◆ EXERCISE REQUIREMENTS:
Gather up every line that includes the string "HAMPSHIRE".

⟨

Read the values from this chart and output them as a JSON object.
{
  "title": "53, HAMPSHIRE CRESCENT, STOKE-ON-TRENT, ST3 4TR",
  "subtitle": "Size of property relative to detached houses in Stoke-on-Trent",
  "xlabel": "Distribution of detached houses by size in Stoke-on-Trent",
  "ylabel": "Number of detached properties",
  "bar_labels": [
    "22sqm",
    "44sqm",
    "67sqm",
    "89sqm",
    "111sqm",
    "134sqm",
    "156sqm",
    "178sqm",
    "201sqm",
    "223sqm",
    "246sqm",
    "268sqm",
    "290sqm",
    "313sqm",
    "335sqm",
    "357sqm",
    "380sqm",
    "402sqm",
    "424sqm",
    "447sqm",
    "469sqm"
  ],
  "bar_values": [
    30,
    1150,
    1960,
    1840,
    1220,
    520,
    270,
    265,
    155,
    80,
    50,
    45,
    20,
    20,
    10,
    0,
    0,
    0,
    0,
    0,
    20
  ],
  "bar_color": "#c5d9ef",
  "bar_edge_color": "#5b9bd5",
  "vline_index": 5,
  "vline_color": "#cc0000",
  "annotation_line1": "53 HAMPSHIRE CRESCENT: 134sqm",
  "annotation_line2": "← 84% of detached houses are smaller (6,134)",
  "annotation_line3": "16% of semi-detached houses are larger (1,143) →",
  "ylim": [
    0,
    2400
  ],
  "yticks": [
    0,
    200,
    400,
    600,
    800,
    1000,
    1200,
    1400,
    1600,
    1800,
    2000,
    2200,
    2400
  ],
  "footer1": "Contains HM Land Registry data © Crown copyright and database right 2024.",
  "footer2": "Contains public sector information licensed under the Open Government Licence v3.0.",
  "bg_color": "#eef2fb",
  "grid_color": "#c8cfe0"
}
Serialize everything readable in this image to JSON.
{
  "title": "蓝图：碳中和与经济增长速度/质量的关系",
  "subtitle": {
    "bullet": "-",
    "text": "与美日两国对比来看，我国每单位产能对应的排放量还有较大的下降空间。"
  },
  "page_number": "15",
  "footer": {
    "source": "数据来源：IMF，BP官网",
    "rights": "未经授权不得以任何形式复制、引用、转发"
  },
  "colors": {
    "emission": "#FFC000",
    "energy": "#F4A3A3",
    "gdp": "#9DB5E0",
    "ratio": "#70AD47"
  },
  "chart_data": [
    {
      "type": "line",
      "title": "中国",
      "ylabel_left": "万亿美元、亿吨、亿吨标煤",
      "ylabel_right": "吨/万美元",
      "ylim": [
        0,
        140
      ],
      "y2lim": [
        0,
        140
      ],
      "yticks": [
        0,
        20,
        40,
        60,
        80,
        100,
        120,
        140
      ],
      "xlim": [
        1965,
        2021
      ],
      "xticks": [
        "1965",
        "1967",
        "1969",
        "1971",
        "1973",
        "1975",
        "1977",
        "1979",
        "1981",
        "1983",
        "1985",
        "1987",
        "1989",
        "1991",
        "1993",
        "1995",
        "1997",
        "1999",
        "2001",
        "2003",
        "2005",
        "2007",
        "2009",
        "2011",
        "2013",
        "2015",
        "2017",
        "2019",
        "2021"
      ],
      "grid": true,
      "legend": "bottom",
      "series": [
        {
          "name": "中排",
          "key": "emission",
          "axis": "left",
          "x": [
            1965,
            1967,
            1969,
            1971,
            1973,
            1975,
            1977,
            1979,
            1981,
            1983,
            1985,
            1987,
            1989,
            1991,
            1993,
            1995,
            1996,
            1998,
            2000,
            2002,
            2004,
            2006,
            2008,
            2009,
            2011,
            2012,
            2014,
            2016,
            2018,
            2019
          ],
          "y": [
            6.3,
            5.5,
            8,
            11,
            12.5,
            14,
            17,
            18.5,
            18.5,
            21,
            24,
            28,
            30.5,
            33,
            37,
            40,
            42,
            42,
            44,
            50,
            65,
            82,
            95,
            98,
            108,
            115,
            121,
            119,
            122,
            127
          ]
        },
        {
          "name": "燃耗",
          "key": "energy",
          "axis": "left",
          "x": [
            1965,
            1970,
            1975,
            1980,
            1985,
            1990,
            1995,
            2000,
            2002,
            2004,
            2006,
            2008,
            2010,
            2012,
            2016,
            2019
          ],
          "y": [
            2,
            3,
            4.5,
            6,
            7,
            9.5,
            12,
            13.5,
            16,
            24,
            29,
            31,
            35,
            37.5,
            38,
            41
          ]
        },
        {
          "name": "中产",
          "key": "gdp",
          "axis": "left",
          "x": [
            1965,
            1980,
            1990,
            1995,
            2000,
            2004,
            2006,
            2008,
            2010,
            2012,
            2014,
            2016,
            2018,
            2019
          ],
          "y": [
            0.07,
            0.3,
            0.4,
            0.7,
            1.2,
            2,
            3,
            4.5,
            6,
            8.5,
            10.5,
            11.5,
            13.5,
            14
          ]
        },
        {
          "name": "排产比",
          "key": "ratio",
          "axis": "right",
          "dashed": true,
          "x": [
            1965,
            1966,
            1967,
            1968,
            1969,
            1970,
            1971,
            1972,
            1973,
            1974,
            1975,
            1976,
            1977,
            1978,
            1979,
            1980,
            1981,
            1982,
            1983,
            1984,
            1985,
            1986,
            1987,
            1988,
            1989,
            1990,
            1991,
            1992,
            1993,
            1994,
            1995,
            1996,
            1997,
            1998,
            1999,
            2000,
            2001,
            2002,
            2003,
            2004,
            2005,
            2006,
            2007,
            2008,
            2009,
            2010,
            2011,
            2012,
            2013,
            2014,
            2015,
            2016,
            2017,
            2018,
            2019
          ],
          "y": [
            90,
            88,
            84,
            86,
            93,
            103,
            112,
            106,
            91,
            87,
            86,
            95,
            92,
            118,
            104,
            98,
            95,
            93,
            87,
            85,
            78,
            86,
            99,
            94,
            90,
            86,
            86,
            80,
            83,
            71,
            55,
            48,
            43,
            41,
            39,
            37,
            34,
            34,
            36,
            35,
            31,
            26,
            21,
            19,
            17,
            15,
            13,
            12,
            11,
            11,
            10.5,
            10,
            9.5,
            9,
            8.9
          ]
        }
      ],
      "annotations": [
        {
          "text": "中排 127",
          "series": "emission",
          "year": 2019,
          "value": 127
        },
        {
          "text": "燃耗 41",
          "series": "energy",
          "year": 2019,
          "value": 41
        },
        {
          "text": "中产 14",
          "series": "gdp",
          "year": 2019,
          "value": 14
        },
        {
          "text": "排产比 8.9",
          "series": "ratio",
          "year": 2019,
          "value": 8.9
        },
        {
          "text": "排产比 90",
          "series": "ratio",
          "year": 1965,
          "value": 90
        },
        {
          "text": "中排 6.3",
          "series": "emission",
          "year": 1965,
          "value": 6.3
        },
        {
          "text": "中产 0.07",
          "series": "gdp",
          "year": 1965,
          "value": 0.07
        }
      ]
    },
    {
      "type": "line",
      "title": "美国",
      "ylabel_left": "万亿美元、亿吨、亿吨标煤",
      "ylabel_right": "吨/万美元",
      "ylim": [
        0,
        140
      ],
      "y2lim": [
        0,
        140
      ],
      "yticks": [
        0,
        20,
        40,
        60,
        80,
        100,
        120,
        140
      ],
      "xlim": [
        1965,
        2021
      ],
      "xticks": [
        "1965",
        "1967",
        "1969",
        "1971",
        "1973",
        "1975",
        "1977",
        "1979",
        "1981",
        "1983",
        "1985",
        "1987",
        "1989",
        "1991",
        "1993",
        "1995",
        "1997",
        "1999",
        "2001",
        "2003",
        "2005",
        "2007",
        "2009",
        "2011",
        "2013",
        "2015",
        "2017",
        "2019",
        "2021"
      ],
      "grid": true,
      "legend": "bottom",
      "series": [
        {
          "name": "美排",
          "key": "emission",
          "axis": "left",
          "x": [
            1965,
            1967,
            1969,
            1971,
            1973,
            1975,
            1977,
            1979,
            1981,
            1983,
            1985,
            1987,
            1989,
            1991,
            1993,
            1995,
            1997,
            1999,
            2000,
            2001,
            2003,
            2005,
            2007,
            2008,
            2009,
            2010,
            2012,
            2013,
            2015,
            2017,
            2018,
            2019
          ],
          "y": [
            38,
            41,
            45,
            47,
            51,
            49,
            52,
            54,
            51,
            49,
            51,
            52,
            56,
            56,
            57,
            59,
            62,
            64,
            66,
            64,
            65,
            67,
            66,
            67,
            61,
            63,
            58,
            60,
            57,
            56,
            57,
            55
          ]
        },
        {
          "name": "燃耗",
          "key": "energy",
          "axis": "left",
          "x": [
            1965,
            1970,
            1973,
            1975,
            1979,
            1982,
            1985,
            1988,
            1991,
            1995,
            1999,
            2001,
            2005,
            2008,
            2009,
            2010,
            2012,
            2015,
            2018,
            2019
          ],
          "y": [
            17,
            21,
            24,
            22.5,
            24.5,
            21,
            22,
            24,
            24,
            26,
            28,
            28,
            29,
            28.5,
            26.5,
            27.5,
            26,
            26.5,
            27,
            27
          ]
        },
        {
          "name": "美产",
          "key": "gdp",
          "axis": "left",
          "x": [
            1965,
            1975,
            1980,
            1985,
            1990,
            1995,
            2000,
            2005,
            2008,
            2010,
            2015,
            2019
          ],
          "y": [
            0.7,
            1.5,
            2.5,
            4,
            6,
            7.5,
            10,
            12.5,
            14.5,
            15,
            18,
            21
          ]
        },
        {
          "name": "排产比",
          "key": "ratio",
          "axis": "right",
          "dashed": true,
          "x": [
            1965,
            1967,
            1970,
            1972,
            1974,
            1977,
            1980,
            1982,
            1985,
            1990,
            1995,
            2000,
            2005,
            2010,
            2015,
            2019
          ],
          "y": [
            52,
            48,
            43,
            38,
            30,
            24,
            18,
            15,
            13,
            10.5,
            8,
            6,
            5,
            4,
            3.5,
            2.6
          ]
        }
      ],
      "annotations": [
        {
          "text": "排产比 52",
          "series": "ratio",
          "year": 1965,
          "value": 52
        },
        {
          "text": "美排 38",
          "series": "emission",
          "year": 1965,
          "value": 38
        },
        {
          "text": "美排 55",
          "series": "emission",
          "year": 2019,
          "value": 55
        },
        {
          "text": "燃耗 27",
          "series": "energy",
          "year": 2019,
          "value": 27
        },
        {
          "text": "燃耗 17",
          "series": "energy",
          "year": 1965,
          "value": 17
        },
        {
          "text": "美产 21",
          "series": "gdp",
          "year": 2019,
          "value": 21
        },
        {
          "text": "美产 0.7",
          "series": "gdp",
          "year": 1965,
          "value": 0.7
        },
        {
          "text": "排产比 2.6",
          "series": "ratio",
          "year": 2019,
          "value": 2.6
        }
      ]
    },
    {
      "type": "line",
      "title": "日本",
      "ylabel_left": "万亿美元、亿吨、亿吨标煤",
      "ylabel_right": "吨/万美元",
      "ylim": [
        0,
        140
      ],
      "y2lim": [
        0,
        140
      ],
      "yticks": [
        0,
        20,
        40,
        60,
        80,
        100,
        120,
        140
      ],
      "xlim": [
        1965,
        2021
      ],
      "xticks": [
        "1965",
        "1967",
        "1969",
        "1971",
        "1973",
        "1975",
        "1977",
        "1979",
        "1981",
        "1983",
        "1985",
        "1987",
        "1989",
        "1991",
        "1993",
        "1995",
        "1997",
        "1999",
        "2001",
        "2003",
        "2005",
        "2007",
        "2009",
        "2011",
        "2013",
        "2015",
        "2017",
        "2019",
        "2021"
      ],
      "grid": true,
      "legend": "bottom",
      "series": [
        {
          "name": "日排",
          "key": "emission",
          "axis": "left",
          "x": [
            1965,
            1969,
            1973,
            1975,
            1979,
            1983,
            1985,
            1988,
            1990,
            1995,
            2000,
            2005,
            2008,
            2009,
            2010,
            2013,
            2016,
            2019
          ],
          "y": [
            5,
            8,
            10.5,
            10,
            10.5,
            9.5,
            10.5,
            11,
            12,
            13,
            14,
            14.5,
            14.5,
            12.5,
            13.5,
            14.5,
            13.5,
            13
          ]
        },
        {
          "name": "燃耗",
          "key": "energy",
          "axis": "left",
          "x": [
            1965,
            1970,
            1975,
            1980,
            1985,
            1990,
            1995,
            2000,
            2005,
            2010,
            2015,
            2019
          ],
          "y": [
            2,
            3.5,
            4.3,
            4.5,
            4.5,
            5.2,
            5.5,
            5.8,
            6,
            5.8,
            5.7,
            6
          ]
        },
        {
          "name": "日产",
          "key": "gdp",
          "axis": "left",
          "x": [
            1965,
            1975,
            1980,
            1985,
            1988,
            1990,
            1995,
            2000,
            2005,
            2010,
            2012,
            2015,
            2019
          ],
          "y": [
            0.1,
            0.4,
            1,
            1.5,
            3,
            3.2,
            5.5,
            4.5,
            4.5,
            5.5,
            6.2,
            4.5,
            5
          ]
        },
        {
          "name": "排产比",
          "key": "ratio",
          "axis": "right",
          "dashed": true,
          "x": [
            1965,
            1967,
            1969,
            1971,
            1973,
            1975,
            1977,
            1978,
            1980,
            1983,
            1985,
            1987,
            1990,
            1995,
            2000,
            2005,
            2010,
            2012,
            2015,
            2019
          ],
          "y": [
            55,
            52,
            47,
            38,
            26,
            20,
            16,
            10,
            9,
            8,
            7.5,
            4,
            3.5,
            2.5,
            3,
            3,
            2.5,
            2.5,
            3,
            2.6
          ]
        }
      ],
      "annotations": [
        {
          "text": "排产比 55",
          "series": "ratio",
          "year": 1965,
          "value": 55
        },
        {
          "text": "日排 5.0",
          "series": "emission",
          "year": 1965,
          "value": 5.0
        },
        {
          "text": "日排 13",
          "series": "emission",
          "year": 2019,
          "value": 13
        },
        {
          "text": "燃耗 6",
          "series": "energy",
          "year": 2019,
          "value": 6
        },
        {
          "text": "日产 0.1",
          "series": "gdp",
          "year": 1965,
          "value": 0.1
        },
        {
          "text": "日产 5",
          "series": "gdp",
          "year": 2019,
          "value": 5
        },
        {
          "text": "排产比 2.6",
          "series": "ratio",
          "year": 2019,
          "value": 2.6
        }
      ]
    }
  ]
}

⟩

◆ RESULT BELOW:
  "title": "53, HAMPSHIRE CRESCENT, STOKE-ON-TRENT, ST3 4TR",
  "annotation_line1": "53 HAMPSHIRE CRESCENT: 134sqm",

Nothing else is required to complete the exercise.